* EXTRACTED INFORMATION *
** START **
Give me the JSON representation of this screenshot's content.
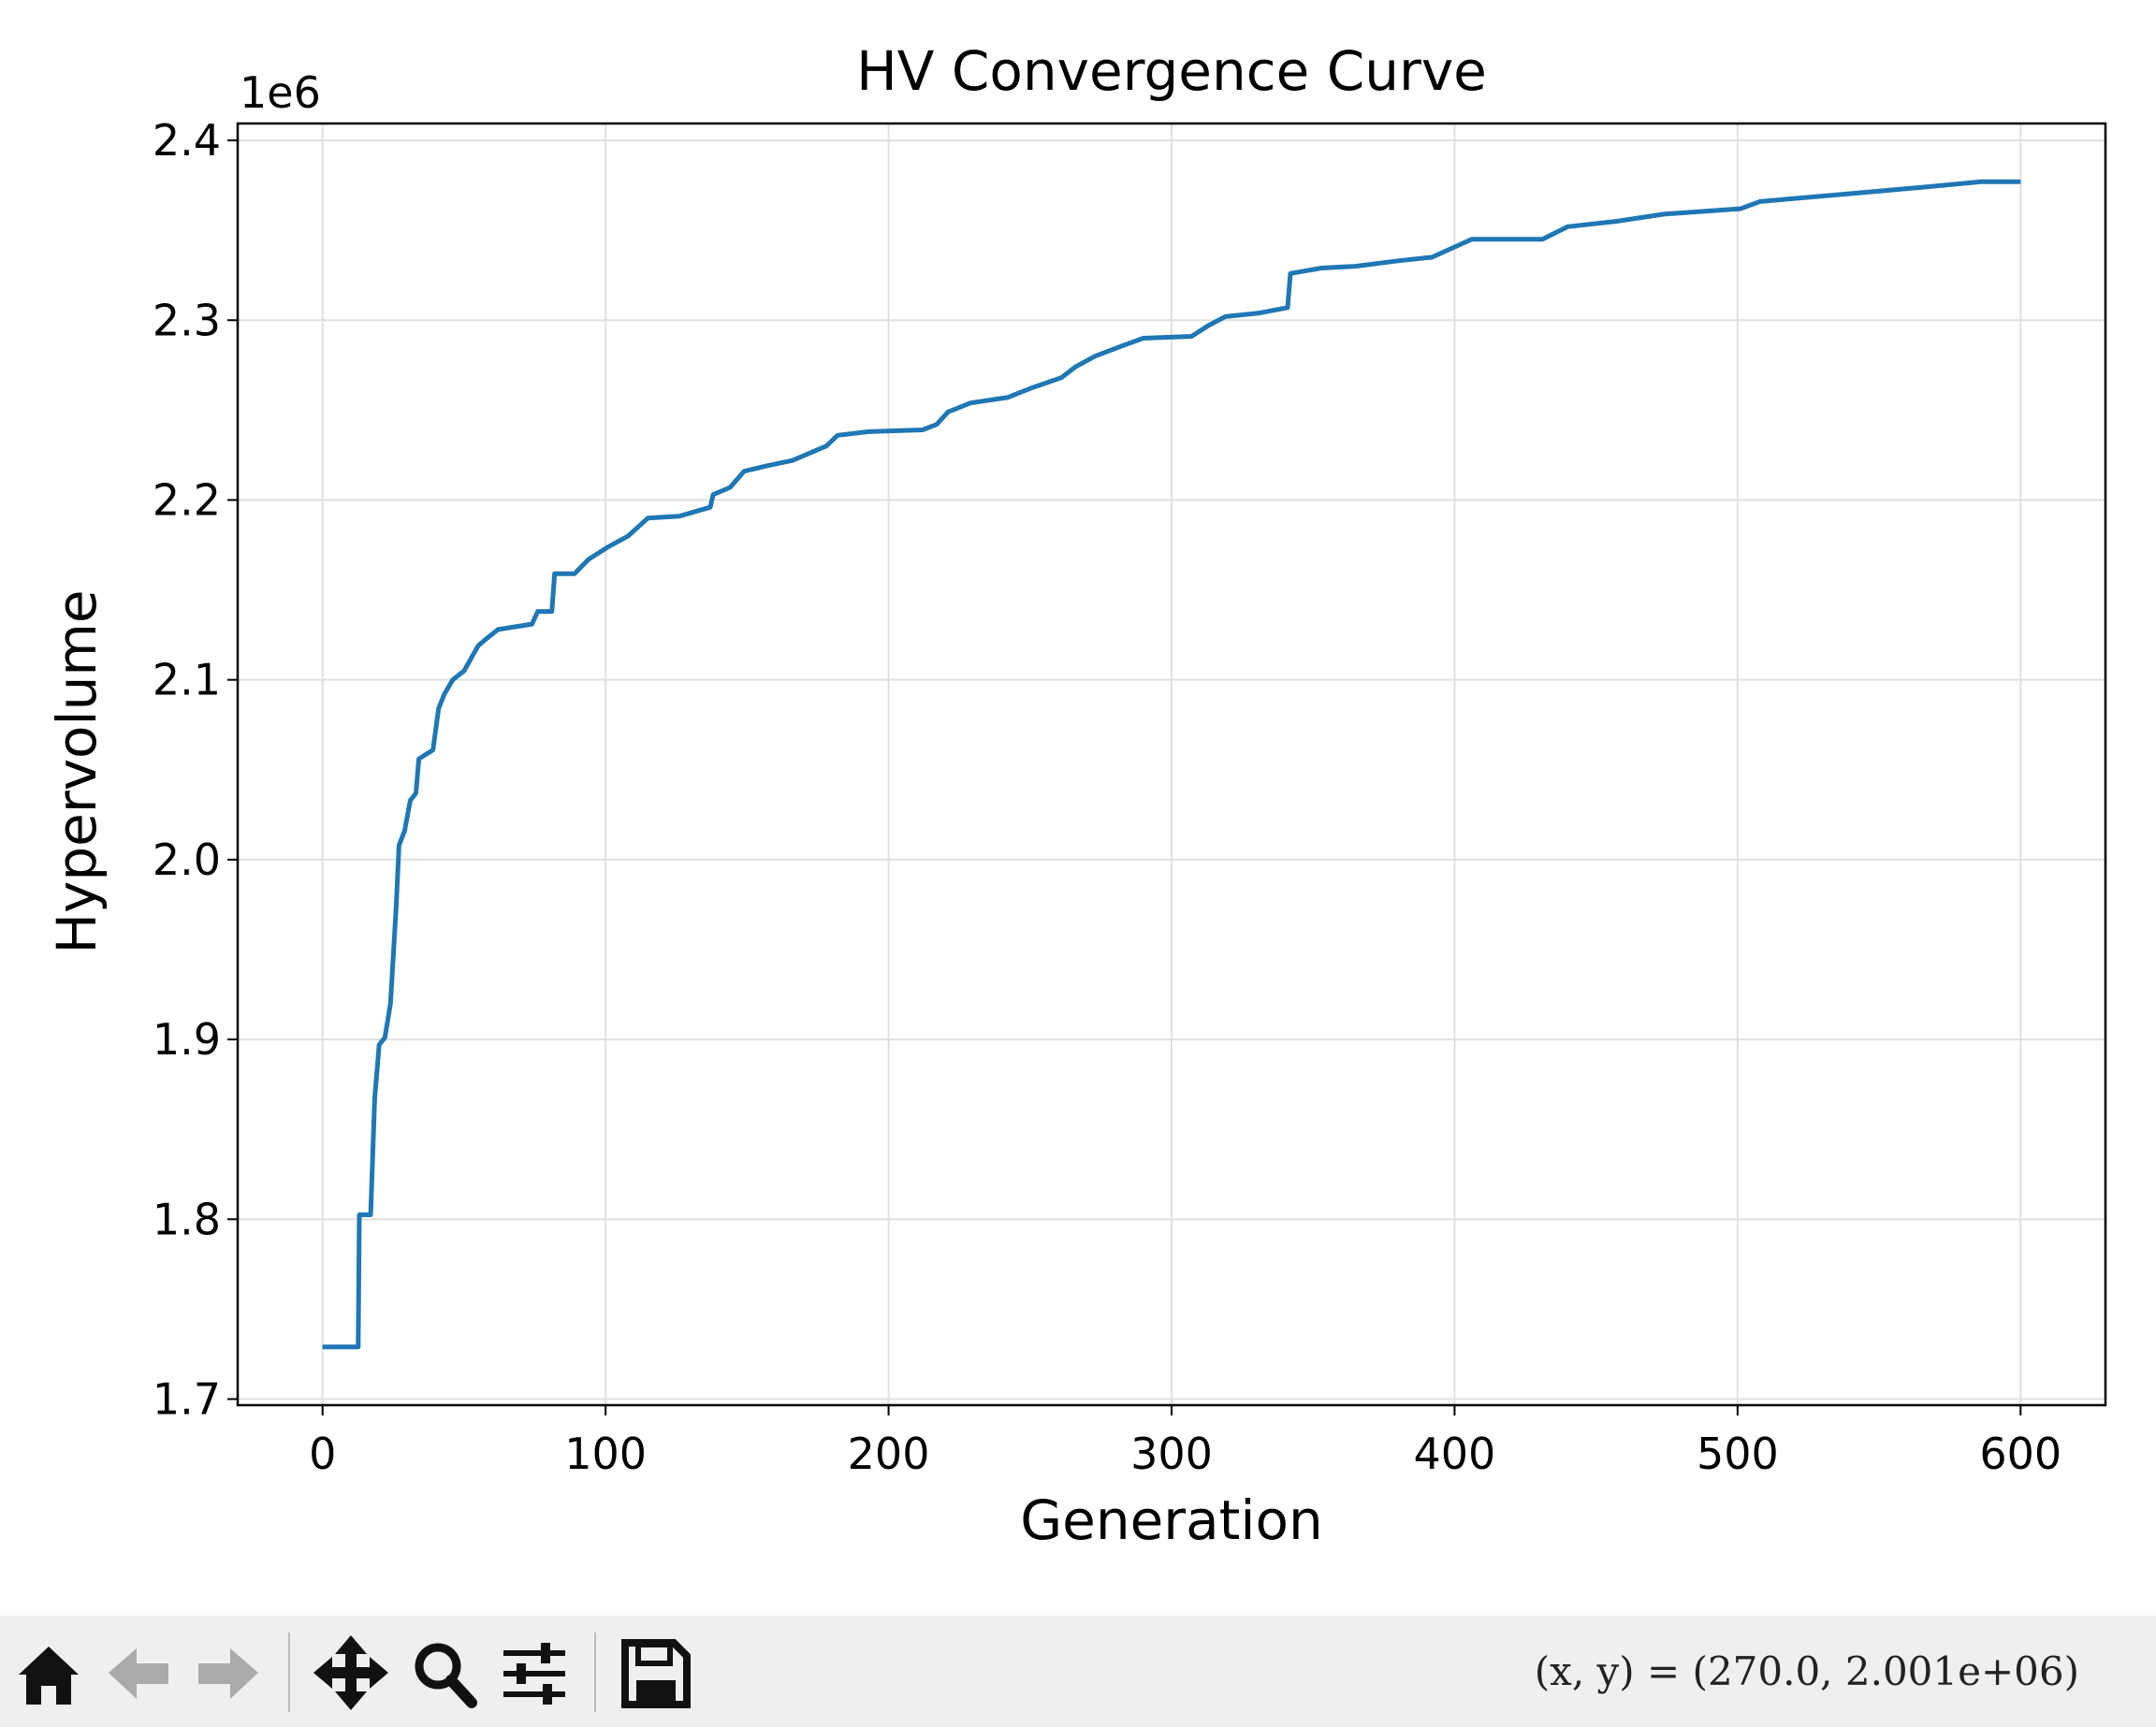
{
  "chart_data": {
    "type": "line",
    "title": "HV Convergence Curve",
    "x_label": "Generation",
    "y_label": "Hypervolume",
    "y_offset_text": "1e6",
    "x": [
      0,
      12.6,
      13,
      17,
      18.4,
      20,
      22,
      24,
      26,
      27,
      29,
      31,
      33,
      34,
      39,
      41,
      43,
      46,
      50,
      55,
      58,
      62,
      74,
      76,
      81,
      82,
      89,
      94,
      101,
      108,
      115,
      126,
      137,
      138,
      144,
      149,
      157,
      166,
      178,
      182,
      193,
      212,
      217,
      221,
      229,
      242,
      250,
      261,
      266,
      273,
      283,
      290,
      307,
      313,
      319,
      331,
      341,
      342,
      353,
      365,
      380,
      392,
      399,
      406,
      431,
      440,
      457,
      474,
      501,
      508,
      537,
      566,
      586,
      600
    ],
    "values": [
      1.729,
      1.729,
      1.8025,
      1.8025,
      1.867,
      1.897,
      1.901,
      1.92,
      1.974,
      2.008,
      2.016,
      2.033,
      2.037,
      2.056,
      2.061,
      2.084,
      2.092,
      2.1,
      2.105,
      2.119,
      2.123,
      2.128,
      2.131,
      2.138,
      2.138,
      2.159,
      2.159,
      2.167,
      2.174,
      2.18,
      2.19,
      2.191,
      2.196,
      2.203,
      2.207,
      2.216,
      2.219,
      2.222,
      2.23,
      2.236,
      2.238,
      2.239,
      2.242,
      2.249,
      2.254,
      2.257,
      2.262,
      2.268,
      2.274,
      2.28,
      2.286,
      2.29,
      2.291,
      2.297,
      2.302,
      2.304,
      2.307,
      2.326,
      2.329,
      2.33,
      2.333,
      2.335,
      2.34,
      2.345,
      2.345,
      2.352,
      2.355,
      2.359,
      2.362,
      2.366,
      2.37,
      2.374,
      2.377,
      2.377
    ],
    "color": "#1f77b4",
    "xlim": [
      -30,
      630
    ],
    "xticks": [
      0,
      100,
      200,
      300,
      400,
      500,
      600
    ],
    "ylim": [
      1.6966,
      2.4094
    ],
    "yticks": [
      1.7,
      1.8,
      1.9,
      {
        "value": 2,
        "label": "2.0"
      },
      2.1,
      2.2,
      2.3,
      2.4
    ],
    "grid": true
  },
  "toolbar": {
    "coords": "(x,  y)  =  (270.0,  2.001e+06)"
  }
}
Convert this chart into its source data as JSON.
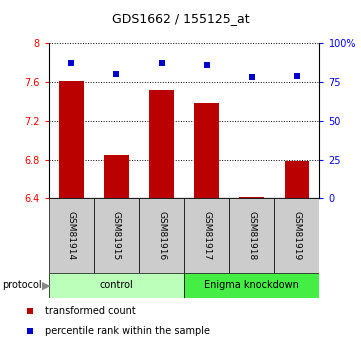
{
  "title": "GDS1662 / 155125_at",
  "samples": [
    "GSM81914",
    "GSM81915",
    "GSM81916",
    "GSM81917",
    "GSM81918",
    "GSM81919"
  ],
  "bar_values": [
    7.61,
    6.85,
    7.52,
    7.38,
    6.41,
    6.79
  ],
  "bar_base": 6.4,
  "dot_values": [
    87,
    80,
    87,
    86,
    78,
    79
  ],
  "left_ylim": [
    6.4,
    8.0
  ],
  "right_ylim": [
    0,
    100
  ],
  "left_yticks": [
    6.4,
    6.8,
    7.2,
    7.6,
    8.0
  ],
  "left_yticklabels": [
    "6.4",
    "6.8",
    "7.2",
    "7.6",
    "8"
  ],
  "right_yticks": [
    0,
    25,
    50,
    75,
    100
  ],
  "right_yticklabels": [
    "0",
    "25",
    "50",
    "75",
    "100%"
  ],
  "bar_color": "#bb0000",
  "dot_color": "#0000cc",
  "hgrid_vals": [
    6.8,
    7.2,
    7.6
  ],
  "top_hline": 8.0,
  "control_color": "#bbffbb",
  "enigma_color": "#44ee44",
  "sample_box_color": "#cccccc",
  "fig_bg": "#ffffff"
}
** END **
* YOUR INSTRUCTIONS *
Reproduce the full material exactly, excluding the pictures.

* TASK OUTPUT *
Give me the JSON representation of this screenshot's content.
{
  "chart_data": {
    "type": "line",
    "title": "HV Convergence Curve",
    "x_label": "Generation",
    "y_label": "Hypervolume",
    "y_offset_text": "1e6",
    "x": [
      0,
      12.6,
      13,
      17,
      18.4,
      20,
      22,
      24,
      26,
      27,
      29,
      31,
      33,
      34,
      39,
      41,
      43,
      46,
      50,
      55,
      58,
      62,
      74,
      76,
      81,
      82,
      89,
      94,
      101,
      108,
      115,
      126,
      137,
      138,
      144,
      149,
      157,
      166,
      178,
      182,
      193,
      212,
      217,
      221,
      229,
      242,
      250,
      261,
      266,
      273,
      283,
      290,
      307,
      313,
      319,
      331,
      341,
      342,
      353,
      365,
      380,
      392,
      399,
      406,
      431,
      440,
      457,
      474,
      501,
      508,
      537,
      566,
      586,
      600
    ],
    "values": [
      1.729,
      1.729,
      1.8025,
      1.8025,
      1.867,
      1.897,
      1.901,
      1.92,
      1.974,
      2.008,
      2.016,
      2.033,
      2.037,
      2.056,
      2.061,
      2.084,
      2.092,
      2.1,
      2.105,
      2.119,
      2.123,
      2.128,
      2.131,
      2.138,
      2.138,
      2.159,
      2.159,
      2.167,
      2.174,
      2.18,
      2.19,
      2.191,
      2.196,
      2.203,
      2.207,
      2.216,
      2.219,
      2.222,
      2.23,
      2.236,
      2.238,
      2.239,
      2.242,
      2.249,
      2.254,
      2.257,
      2.262,
      2.268,
      2.274,
      2.28,
      2.286,
      2.29,
      2.291,
      2.297,
      2.302,
      2.304,
      2.307,
      2.326,
      2.329,
      2.33,
      2.333,
      2.335,
      2.34,
      2.345,
      2.345,
      2.352,
      2.355,
      2.359,
      2.362,
      2.366,
      2.37,
      2.374,
      2.377,
      2.377
    ],
    "color": "#1f77b4",
    "xlim": [
      -30,
      630
    ],
    "xticks": [
      0,
      100,
      200,
      300,
      400,
      500,
      600
    ],
    "ylim": [
      1.6966,
      2.4094
    ],
    "yticks": [
      1.7,
      1.8,
      1.9,
      {
        "value": 2,
        "label": "2.0"
      },
      2.1,
      2.2,
      2.3,
      2.4
    ],
    "grid": true
  },
  "toolbar": {
    "coords": "(x,  y)  =  (270.0,  2.001e+06)"
  }
}
Convert this chart into its source data as JSON.
{
  "title": "GDS1662 / 155125_at",
  "samples": [
    "GSM81914",
    "GSM81915",
    "GSM81916",
    "GSM81917",
    "GSM81918",
    "GSM81919"
  ],
  "bar_values": [
    7.61,
    6.85,
    7.52,
    7.38,
    6.41,
    6.79
  ],
  "bar_base": 6.4,
  "dot_values": [
    87,
    80,
    87,
    86,
    78,
    79
  ],
  "left_ylim": [
    6.4,
    8.0
  ],
  "right_ylim": [
    0,
    100
  ],
  "left_yticks": [
    6.4,
    6.8,
    7.2,
    7.6,
    8.0
  ],
  "left_yticklabels": [
    "6.4",
    "6.8",
    "7.2",
    "7.6",
    "8"
  ],
  "right_yticks": [
    0,
    25,
    50,
    75,
    100
  ],
  "right_yticklabels": [
    "0",
    "25",
    "50",
    "75",
    "100%"
  ],
  "bar_color": "#bb0000",
  "dot_color": "#0000cc",
  "hgrid_vals": [
    6.8,
    7.2,
    7.6
  ],
  "top_hline": 8.0,
  "control_color": "#bbffbb",
  "enigma_color": "#44ee44",
  "sample_box_color": "#cccccc",
  "fig_bg": "#ffffff"
}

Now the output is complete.